RECORDS FOR THIS TASK:
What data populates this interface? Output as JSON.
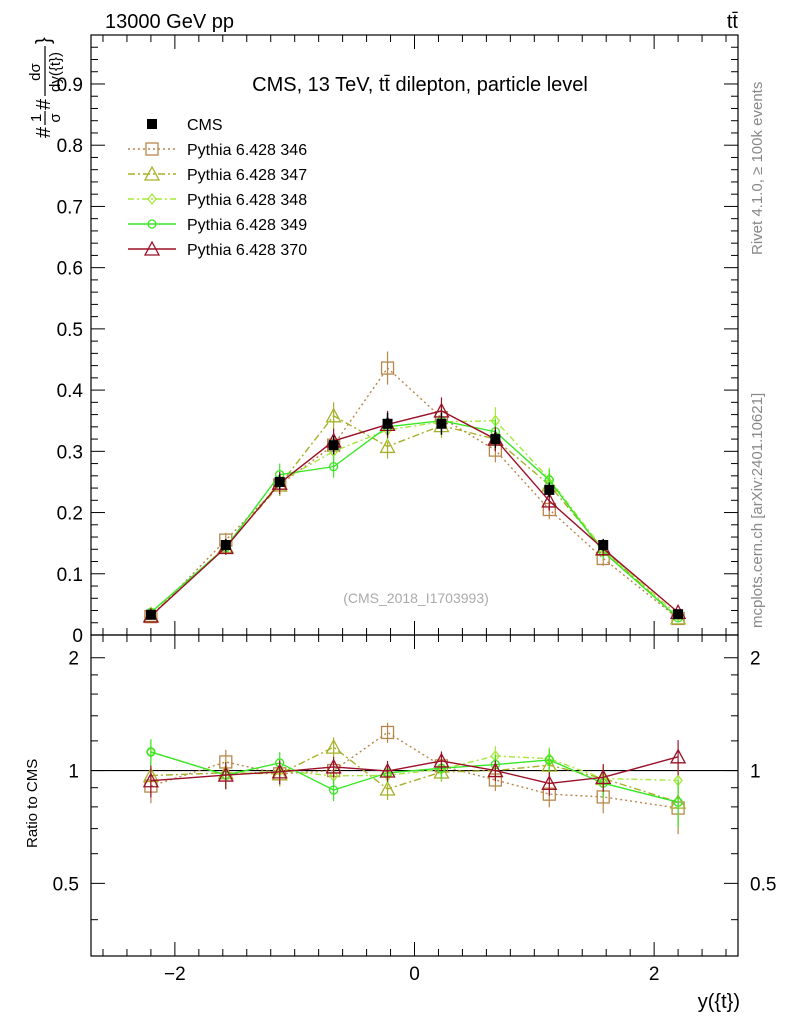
{
  "header": {
    "left": "13000 GeV pp",
    "right": "tt̄"
  },
  "side_labels": {
    "rivet": "Rivet 4.1.0, ≥ 100k events",
    "mcplots": "mcplots.cern.ch [arXiv:2401.10621]"
  },
  "axes": {
    "ylabel_main": "#frac{1}{σ}#frac{dσ}{dy({t})}",
    "ylabel_main_parts": {
      "prefix": "#",
      "frac1_num": "1",
      "frac1_den": "σ",
      "mid": "#",
      "frac2_num": "dσ",
      "frac2_den": "dy({t})",
      "suffix": "}"
    },
    "ylabel_ratio": "Ratio to CMS",
    "xlabel": "y({t})"
  },
  "chart_data": {
    "type": "line",
    "title": "CMS, 13 TeV, tt̄ dilepton, particle level",
    "watermark": "(CMS_2018_I1703993)",
    "xlim": [
      -2.7,
      2.7
    ],
    "ylim": [
      0,
      0.98
    ],
    "ratio_ylim": [
      0.32,
      2.3
    ],
    "x_ticks": [
      -2,
      0,
      2
    ],
    "x_tick_labels": [
      "−2",
      "0",
      "2"
    ],
    "y_ticks": [
      0,
      0.1,
      0.2,
      0.3,
      0.4,
      0.5,
      0.6,
      0.7,
      0.8,
      0.9
    ],
    "y_tick_labels": [
      "0",
      "0.1",
      "0.2",
      "0.3",
      "0.4",
      "0.5",
      "0.6",
      "0.7",
      "0.8",
      "0.9"
    ],
    "ratio_ticks": [
      0.5,
      1,
      2
    ],
    "ratio_tick_labels": [
      "0.5",
      "1",
      "2"
    ],
    "x": [
      -2.2,
      -1.575,
      -1.125,
      -0.675,
      -0.225,
      0.225,
      0.675,
      1.125,
      1.575,
      2.2
    ],
    "data": {
      "name": "CMS",
      "color": "#000000",
      "values": [
        0.033,
        0.147,
        0.25,
        0.31,
        0.345,
        0.345,
        0.32,
        0.237,
        0.147,
        0.034
      ],
      "errors": [
        0.004,
        0.01,
        0.012,
        0.015,
        0.018,
        0.018,
        0.015,
        0.012,
        0.01,
        0.004
      ]
    },
    "series": [
      {
        "name": "Pythia 6.428 346",
        "color": "#b8864b",
        "dash": "2,3",
        "marker": "square",
        "values": [
          0.03,
          0.155,
          0.245,
          0.31,
          0.436,
          0.355,
          0.302,
          0.205,
          0.125,
          0.027
        ],
        "errors": [
          0.003,
          0.012,
          0.018,
          0.02,
          0.027,
          0.022,
          0.02,
          0.016,
          0.012,
          0.004
        ]
      },
      {
        "name": "Pythia 6.428 347",
        "color": "#a7b027",
        "dash": "7,3,2,3",
        "marker": "triangle",
        "values": [
          0.032,
          0.145,
          0.245,
          0.358,
          0.308,
          0.342,
          0.32,
          0.245,
          0.14,
          0.028
        ],
        "errors": [
          0.003,
          0.012,
          0.018,
          0.022,
          0.02,
          0.02,
          0.02,
          0.018,
          0.012,
          0.004
        ]
      },
      {
        "name": "Pythia 6.428 348",
        "color": "#a6e83c",
        "dash": "6,3,2,3",
        "marker": "diamond",
        "values": [
          0.037,
          0.143,
          0.25,
          0.3,
          0.335,
          0.348,
          0.35,
          0.255,
          0.14,
          0.032
        ],
        "errors": [
          0.003,
          0.012,
          0.018,
          0.02,
          0.02,
          0.022,
          0.022,
          0.018,
          0.012,
          0.004
        ]
      },
      {
        "name": "Pythia 6.428 349",
        "color": "#39e626",
        "dash": "",
        "marker": "circle",
        "values": [
          0.037,
          0.143,
          0.262,
          0.275,
          0.34,
          0.35,
          0.332,
          0.253,
          0.136,
          0.028
        ],
        "errors": [
          0.003,
          0.012,
          0.018,
          0.018,
          0.02,
          0.022,
          0.02,
          0.018,
          0.012,
          0.004
        ]
      },
      {
        "name": "Pythia 6.428 370",
        "color": "#9b1029",
        "dash": "",
        "marker": "triangle",
        "values": [
          0.031,
          0.143,
          0.248,
          0.317,
          0.344,
          0.366,
          0.32,
          0.219,
          0.141,
          0.037
        ],
        "errors": [
          0.003,
          0.012,
          0.018,
          0.02,
          0.022,
          0.022,
          0.02,
          0.016,
          0.012,
          0.004
        ]
      }
    ]
  }
}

TASK: Copy all lines above containing the string "Pythia".

ANSWER BELOW:
        "name": "Pythia 6.428 346",
        "name": "Pythia 6.428 347",
        "name": "Pythia 6.428 348",
        "name": "Pythia 6.428 349",
        "name": "Pythia 6.428 370",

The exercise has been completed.